### EXERCISE TASK
Every entry below must be repeated exactly; skip the pictures.

### SUPPLIED RECORDS

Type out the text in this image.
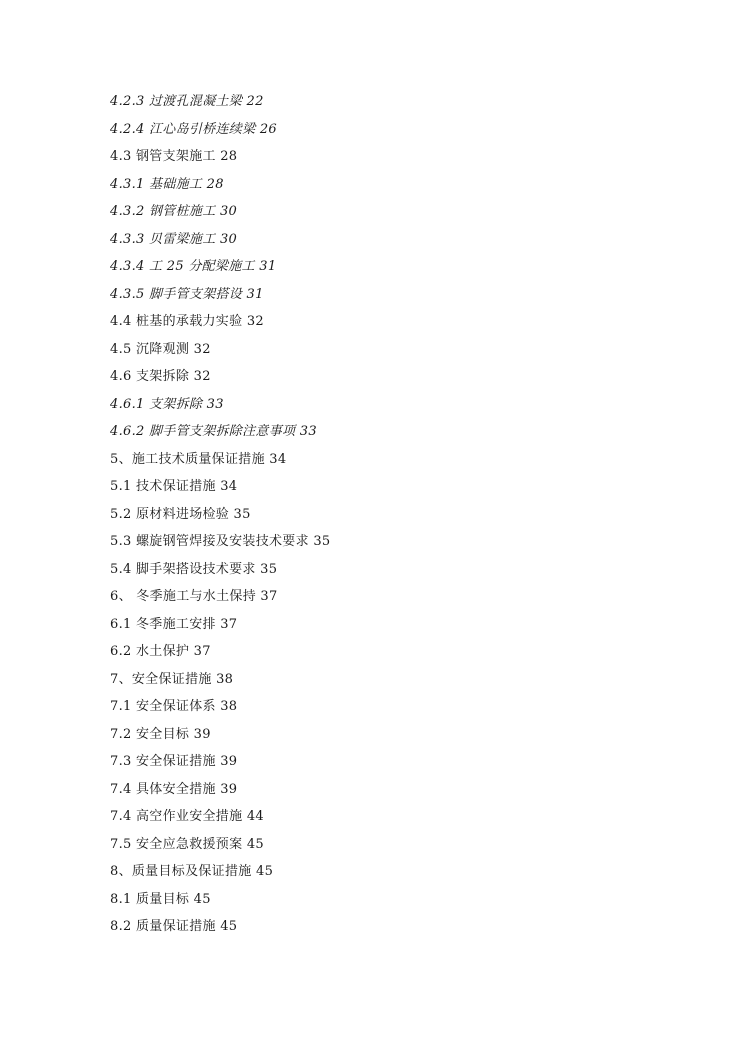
4.2.3 过渡孔混凝土梁 22
4.2.4 江心岛引桥连续梁 26
4.3 钢管支架施工 28
4.3.1 基础施工 28
4.3.2 钢管桩施工 30
4.3.3 贝雷梁施工 30
4.3.4 工 25 分配梁施工 31
4.3.5 脚手管支架搭设 31
4.4 桩基的承载力实验 32
4.5 沉降观测 32
4.6 支架拆除 32
4.6.1 支架拆除 33
4.6.2 脚手管支架拆除注意事项 33
5、施工技术质量保证措施 34
5.1 技术保证措施 34
5.2 原材料进场检验 35
5.3 螺旋钢管焊接及安装技术要求 35
5.4 脚手架搭设技术要求 35
6、 冬季施工与水土保持 37
6.1 冬季施工安排 37
6.2 水土保护 37
7、安全保证措施 38
7.1 安全保证体系 38
7.2 安全目标 39
7.3 安全保证措施 39
7.4 具体安全措施 39
7.4 高空作业安全措施 44
7.5 安全应急救援预案 45
8、质量目标及保证措施 45
8.1 质量目标 45
8.2 质量保证措施 45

### RIGHT ANSWER
Type out the text in this image.
4.2.3 过渡孔混凝土梁 22
4.2.4 江心岛引桥连续梁 26
4.3 钢管支架施工 28
4.3.1 基础施工 28
4.3.2 钢管桩施工 30
4.3.3 贝雷梁施工 30
4.3.4 工 25 分配梁施工 31
4.3.5 脚手管支架搭设 31
4.4 桩基的承载力实验 32
4.5 沉降观测 32
4.6 支架拆除 32
4.6.1 支架拆除 33
4.6.2 脚手管支架拆除注意事项 33
5、施工技术质量保证措施 34
5.1 技术保证措施 34
5.2 原材料进场检验 35
5.3 螺旋钢管焊接及安装技术要求 35
5.4 脚手架搭设技术要求 35
6、 冬季施工与水土保持 37
6.1 冬季施工安排 37
6.2 水土保护 37
7、安全保证措施 38
7.1 安全保证体系 38
7.2 安全目标 39
7.3 安全保证措施 39
7.4 具体安全措施 39
7.4 高空作业安全措施 44
7.5 安全应急救援预案 45
8、质量目标及保证措施 45
8.1 质量目标 45
8.2 质量保证措施 45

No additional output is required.